# Work instruction
Each record below is to be retyped exactly, with its pictures omitted.

# Source information
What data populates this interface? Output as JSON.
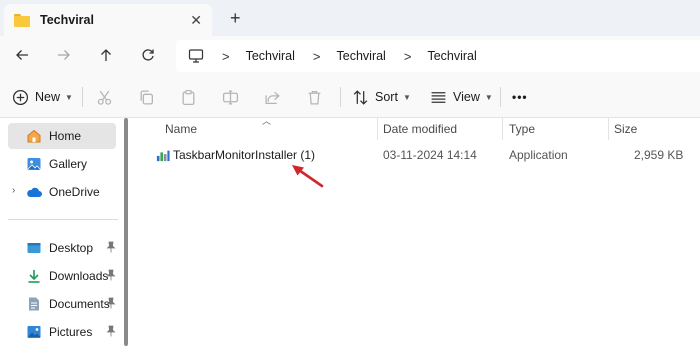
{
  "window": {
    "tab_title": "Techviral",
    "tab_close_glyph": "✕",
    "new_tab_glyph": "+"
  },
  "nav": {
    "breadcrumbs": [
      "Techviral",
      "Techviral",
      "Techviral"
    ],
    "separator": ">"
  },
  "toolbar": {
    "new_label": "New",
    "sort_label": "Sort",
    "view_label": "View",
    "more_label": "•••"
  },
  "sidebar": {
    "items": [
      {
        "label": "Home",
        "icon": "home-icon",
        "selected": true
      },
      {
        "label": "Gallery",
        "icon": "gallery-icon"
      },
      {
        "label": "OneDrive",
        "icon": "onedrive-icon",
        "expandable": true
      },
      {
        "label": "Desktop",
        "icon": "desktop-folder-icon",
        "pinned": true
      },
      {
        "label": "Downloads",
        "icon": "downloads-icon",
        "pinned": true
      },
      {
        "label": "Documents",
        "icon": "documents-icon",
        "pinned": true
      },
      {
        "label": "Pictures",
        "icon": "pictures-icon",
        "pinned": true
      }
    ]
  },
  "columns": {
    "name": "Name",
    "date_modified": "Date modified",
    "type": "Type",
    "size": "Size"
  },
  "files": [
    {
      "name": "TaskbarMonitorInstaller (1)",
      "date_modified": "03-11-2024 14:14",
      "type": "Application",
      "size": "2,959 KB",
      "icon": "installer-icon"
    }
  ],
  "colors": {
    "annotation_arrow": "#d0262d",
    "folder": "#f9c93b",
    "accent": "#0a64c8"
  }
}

# Output of the task
What data populates this interface? Output as JSON.
{
  "window": {
    "tab_title": "Techviral",
    "tab_close_glyph": "✕",
    "new_tab_glyph": "+"
  },
  "nav": {
    "breadcrumbs": [
      "Techviral",
      "Techviral",
      "Techviral"
    ],
    "separator": ">"
  },
  "toolbar": {
    "new_label": "New",
    "sort_label": "Sort",
    "view_label": "View",
    "more_label": "•••"
  },
  "sidebar": {
    "items": [
      {
        "label": "Home",
        "icon": "home-icon",
        "selected": true
      },
      {
        "label": "Gallery",
        "icon": "gallery-icon"
      },
      {
        "label": "OneDrive",
        "icon": "onedrive-icon",
        "expandable": true
      },
      {
        "label": "Desktop",
        "icon": "desktop-folder-icon",
        "pinned": true
      },
      {
        "label": "Downloads",
        "icon": "downloads-icon",
        "pinned": true
      },
      {
        "label": "Documents",
        "icon": "documents-icon",
        "pinned": true
      },
      {
        "label": "Pictures",
        "icon": "pictures-icon",
        "pinned": true
      }
    ]
  },
  "columns": {
    "name": "Name",
    "date_modified": "Date modified",
    "type": "Type",
    "size": "Size"
  },
  "files": [
    {
      "name": "TaskbarMonitorInstaller (1)",
      "date_modified": "03-11-2024 14:14",
      "type": "Application",
      "size": "2,959 KB",
      "icon": "installer-icon"
    }
  ],
  "colors": {
    "annotation_arrow": "#d0262d",
    "folder": "#f9c93b",
    "accent": "#0a64c8"
  }
}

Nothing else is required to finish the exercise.